What to produce ::
Please give the listing again in its entirety, exactly as written.

──────────

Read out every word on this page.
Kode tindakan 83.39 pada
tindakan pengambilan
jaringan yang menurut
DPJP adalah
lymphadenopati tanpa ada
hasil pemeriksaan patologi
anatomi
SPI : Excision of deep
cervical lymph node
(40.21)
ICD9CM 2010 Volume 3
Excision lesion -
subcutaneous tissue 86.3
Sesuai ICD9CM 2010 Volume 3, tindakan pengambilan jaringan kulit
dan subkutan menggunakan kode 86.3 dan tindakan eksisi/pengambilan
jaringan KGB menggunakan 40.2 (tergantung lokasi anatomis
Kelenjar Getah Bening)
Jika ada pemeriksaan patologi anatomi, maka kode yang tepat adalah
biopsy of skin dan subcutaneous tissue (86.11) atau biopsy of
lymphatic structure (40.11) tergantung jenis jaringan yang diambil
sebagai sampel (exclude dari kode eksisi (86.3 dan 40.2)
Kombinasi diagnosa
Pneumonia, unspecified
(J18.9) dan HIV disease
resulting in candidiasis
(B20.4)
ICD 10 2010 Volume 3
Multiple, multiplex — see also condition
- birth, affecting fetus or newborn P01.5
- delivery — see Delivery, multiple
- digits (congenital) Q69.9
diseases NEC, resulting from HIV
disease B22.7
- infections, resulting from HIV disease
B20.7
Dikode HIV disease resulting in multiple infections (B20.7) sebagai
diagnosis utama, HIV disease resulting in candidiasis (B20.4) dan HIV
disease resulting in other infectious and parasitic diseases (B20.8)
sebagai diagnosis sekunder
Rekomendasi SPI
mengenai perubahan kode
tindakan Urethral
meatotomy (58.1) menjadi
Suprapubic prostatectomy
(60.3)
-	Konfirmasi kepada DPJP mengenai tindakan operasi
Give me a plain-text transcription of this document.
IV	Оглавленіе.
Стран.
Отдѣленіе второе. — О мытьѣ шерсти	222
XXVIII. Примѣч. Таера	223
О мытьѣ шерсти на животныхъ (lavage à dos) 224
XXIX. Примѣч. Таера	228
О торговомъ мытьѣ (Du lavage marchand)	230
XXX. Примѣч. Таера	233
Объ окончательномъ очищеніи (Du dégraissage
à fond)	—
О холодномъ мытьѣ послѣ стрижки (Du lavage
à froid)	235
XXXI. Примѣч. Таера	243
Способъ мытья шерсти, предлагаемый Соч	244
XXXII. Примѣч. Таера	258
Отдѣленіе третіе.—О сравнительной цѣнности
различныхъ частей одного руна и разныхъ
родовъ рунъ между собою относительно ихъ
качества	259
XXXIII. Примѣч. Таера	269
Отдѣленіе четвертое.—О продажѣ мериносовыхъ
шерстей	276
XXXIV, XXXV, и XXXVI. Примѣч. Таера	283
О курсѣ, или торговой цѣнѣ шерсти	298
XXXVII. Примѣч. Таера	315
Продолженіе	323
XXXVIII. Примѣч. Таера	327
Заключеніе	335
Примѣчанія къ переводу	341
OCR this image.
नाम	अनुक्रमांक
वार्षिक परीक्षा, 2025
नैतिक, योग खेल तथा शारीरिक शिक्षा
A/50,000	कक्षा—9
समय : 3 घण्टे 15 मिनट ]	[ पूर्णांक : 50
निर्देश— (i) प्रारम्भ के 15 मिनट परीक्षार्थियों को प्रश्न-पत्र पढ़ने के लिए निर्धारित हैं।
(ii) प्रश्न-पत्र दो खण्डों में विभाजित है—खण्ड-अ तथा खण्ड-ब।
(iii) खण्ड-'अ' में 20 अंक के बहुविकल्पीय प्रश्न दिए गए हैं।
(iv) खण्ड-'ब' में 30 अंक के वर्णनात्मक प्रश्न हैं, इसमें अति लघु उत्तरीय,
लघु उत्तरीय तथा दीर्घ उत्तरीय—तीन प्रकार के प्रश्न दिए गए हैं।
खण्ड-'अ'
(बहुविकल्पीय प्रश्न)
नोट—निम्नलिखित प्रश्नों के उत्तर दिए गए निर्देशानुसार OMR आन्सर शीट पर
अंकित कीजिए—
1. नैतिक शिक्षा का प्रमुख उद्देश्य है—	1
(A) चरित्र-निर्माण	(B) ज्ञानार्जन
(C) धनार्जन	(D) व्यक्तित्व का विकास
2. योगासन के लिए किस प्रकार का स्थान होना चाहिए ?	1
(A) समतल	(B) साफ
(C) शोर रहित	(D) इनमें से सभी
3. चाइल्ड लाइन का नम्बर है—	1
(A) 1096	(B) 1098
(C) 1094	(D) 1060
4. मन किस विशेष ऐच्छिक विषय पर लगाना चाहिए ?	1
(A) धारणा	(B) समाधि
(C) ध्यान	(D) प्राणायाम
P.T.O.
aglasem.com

──────────

Full response ::
Read out every word on this page.
Kode tindakan 83.39 pada
tindakan pengambilan
jaringan yang menurut
DPJP adalah
lymphadenopati tanpa ada
hasil pemeriksaan patologi
anatomi
SPI : Excision of deep
cervical lymph node
(40.21)
ICD9CM 2010 Volume 3
Excision lesion -
subcutaneous tissue 86.3
Sesuai ICD9CM 2010 Volume 3, tindakan pengambilan jaringan kulit
dan subkutan menggunakan kode 86.3 dan tindakan eksisi/pengambilan
jaringan KGB menggunakan 40.2 (tergantung lokasi anatomis
Kelenjar Getah Bening)
Jika ada pemeriksaan patologi anatomi, maka kode yang tepat adalah
biopsy of skin dan subcutaneous tissue (86.11) atau biopsy of
lymphatic structure (40.11) tergantung jenis jaringan yang diambil
sebagai sampel (exclude dari kode eksisi (86.3 dan 40.2)
Kombinasi diagnosa
Pneumonia, unspecified
(J18.9) dan HIV disease
resulting in candidiasis
(B20.4)
ICD 10 2010 Volume 3
Multiple, multiplex — see also condition
- birth, affecting fetus or newborn P01.5
- delivery — see Delivery, multiple
- digits (congenital) Q69.9
diseases NEC, resulting from HIV
disease B22.7
- infections, resulting from HIV disease
B20.7
Dikode HIV disease resulting in multiple infections (B20.7) sebagai
diagnosis utama, HIV disease resulting in candidiasis (B20.4) dan HIV
disease resulting in other infectious and parasitic diseases (B20.8)
sebagai diagnosis sekunder
Rekomendasi SPI
mengenai perubahan kode
tindakan Urethral
meatotomy (58.1) menjadi
Suprapubic prostatectomy
(60.3)
-	Konfirmasi kepada DPJP mengenai tindakan operasi
Give me a plain-text transcription of this document.
IV	Оглавленіе.
Стран.
Отдѣленіе второе. — О мытьѣ шерсти	222
XXVIII. Примѣч. Таера	223
О мытьѣ шерсти на животныхъ (lavage à dos) 224
XXIX. Примѣч. Таера	228
О торговомъ мытьѣ (Du lavage marchand)	230
XXX. Примѣч. Таера	233
Объ окончательномъ очищеніи (Du dégraissage
à fond)	—
О холодномъ мытьѣ послѣ стрижки (Du lavage
à froid)	235
XXXI. Примѣч. Таера	243
Способъ мытья шерсти, предлагаемый Соч	244
XXXII. Примѣч. Таера	258
Отдѣленіе третіе.—О сравнительной цѣнности
различныхъ частей одного руна и разныхъ
родовъ рунъ между собою относительно ихъ
качества	259
XXXIII. Примѣч. Таера	269
Отдѣленіе четвертое.—О продажѣ мериносовыхъ
шерстей	276
XXXIV, XXXV, и XXXVI. Примѣч. Таера	283
О курсѣ, или торговой цѣнѣ шерсти	298
XXXVII. Примѣч. Таера	315
Продолженіе	323
XXXVIII. Примѣч. Таера	327
Заключеніе	335
Примѣчанія къ переводу	341
OCR this image.
नाम	अनुक्रमांक
वार्षिक परीक्षा, 2025
नैतिक, योग खेल तथा शारीरिक शिक्षा
A/50,000	कक्षा—9
समय : 3 घण्टे 15 मिनट ]	[ पूर्णांक : 50
निर्देश— (i) प्रारम्भ के 15 मिनट परीक्षार्थियों को प्रश्न-पत्र पढ़ने के लिए निर्धारित हैं।
(ii) प्रश्न-पत्र दो खण्डों में विभाजित है—खण्ड-अ तथा खण्ड-ब।
(iii) खण्ड-'अ' में 20 अंक के बहुविकल्पीय प्रश्न दिए गए हैं।
(iv) खण्ड-'ब' में 30 अंक के वर्णनात्मक प्रश्न हैं, इसमें अति लघु उत्तरीय,
लघु उत्तरीय तथा दीर्घ उत्तरीय—तीन प्रकार के प्रश्न दिए गए हैं।
खण्ड-'अ'
(बहुविकल्पीय प्रश्न)
नोट—निम्नलिखित प्रश्नों के उत्तर दिए गए निर्देशानुसार OMR आन्सर शीट पर
अंकित कीजिए—
1. नैतिक शिक्षा का प्रमुख उद्देश्य है—	1
(A) चरित्र-निर्माण	(B) ज्ञानार्जन
(C) धनार्जन	(D) व्यक्तित्व का विकास
2. योगासन के लिए किस प्रकार का स्थान होना चाहिए ?	1
(A) समतल	(B) साफ
(C) शोर रहित	(D) इनमें से सभी
3. चाइल्ड लाइन का नम्बर है—	1
(A) 1096	(B) 1098
(C) 1094	(D) 1060
4. मन किस विशेष ऐच्छिक विषय पर लगाना चाहिए ?	1
(A) धारणा	(B) समाधि
(C) ध्यान	(D) प्राणायाम
P.T.O.
aglasem.com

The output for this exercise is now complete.